Prompt> For each line in the data below that holds "March", return a copy.

Dataset content>

===============

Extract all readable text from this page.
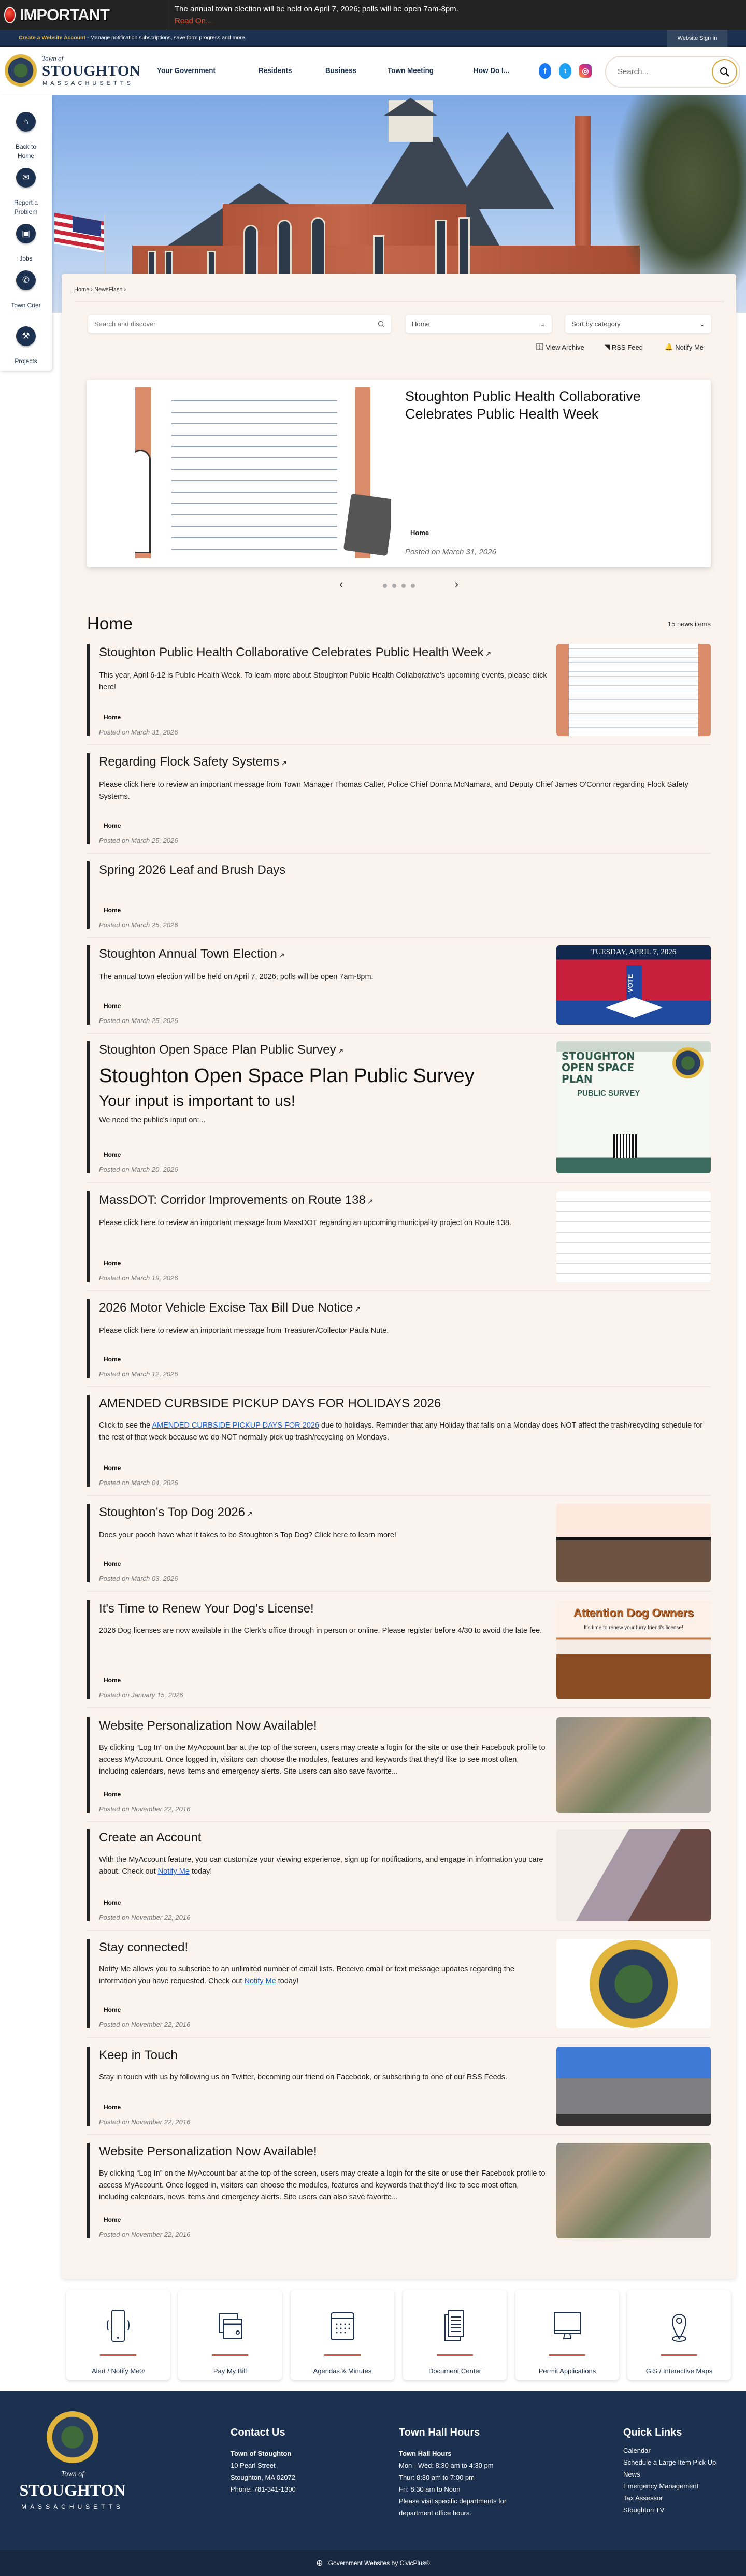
IMPORTANT	The annual town election will be held on April 7, 2026; polls will be open 7am-8pm.
Read On...
Create a Website Account - Manage notification subscriptions, save form progress and more.	Website Sign In
Town of
STOUGHTON
MASSACHUSETTS
Your Government	Residents	Business	Town Meeting	How Do I...	f	t	◎
Search...
⌂
Back to Home
✉
Report a Problem
▣
Jobs
✆
Town Crier
⚒
Projects
Home › NewsFlash ›
Search and discover
Home	⌄	Sort by category	⌄
🗄 View Archive	◥ RSS Feed	🔔 Notify Me
Stoughton Public Health Collaborative Celebrates Public Health Week
Home
Posted on March 31, 2026
‹	›
Home	15 news items
Stoughton Public Health Collaborative Celebrates Public Health Week ↗
This year, April 6-12 is Public Health Week. To learn more about Stoughton Public Health Collaborative's upcoming events, please click here!
Home
Posted on March 31, 2026
Regarding Flock Safety Systems ↗
Please click here to review an important message from Town Manager Thomas Calter, Police Chief Donna McNamara, and Deputy Chief James O'Connor regarding Flock Safety Systems.
Home
Posted on March 25, 2026
Spring 2026 Leaf and Brush Days
Home
Posted on March 25, 2026
Stoughton Annual Town Election ↗
The annual town election will be held on April 7, 2026; polls will be open 7am-8pm.
Home
Posted on March 25, 2026
TUESDAY, APRIL 7, 2026
VOTE
Stoughton Open Space Plan Public Survey ↗
Stoughton Open Space Plan Public Survey
Your input is important to us!
We need the public's input on:...
Home
Posted on March 20, 2026
STOUGHTON OPEN SPACE PLAN
PUBLIC SURVEY
MassDOT: Corridor Improvements on Route 138 ↗
Please click here to review an important message from MassDOT regarding an upcoming municipality project on Route 138.
Home
Posted on March 19, 2026
2026 Motor Vehicle Excise Tax Bill Due Notice ↗
Please click here to review an important message from Treasurer/Collector Paula Nute.
Home
Posted on March 12, 2026
AMENDED CURBSIDE PICKUP DAYS FOR HOLIDAYS 2026
Click to see the AMENDED CURBSIDE PICKUP DAYS FOR 2026 due to holidays. Reminder that any Holiday that falls on a Monday does NOT affect the trash/recycling schedule for the rest of that week because we do NOT normally pick up trash/recycling on Mondays.
Home
Posted on March 04, 2026
Stoughton’s Top Dog 2026 ↗
Does your pooch have what it takes to be Stoughton's Top Dog? Click here to learn more!
Home
Posted on March 03, 2026
It's Time to Renew Your Dog's License!
2026 Dog licenses are now available in the Clerk's office through in person or online. Please register before 4/30 to avoid the late fee.
Home
Posted on January 15, 2026
Attention Dog Owners
It's time to renew your furry friend's license!
Website Personalization Now Available!
By clicking “Log In” on the MyAccount bar at the top of the screen, users may create a login for the site or use their Facebook profile to access MyAccount. Once logged in, visitors can choose the modules, features and keywords that they'd like to see most often, including calendars, news items and emergency alerts. Site users can also save favorite...
Home
Posted on November 22, 2016
Create an Account
With the MyAccount feature, you can customize your viewing experience, sign up for notifications, and engage in information you care about. Check out Notify Me today!
Home
Posted on November 22, 2016
Stay connected!
Notify Me allows you to subscribe to an unlimited number of email lists. Receive email or text message updates regarding the information you have requested. Check out Notify Me today!
Home
Posted on November 22, 2016
Keep in Touch
Stay in touch with us by following us on Twitter, becoming our friend on Facebook, or subscribing to one of our RSS Feeds.
Home
Posted on November 22, 2016
Website Personalization Now Available!
By clicking “Log In” on the MyAccount bar at the top of the screen, users may create a login for the site or use their Facebook profile to access MyAccount. Once logged in, visitors can choose the modules, features and keywords that they'd like to see most often, including calendars, news items and emergency alerts. Site users can also save favorite...
Home
Posted on November 22, 2016
Alert / Notify Me®	Pay My Bill	Agendas & Minutes	Document Center	Permit Applications	GIS / Interactive Maps
Town of
STOUGHTON
MASSACHUSETTS
Contact Us
Town of Stoughton
10 Pearl Street
Stoughton, MA 02072
Phone: 781-341-1300
Town Hall Hours
Town Hall Hours
Mon - Wed: 8:30 am to 4:30 pm
Thur: 8:30 am to 7:00 pm
Fri: 8:30 am to Noon
Please visit specific departments for department office hours.
Quick Links
Calendar
Schedule a Large Item Pick Up
News
Emergency Management
Tax Assessor
Stoughton TV
⊕ Government Websites by CivicPlus®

===============

Correct output>
Posted on March 31, 2026
Posted on March 31, 2026
Posted on March 25, 2026
Posted on March 25, 2026
Posted on March 25, 2026
Posted on March 20, 2026
Posted on March 19, 2026
Posted on March 12, 2026
Posted on March 04, 2026
Posted on March 03, 2026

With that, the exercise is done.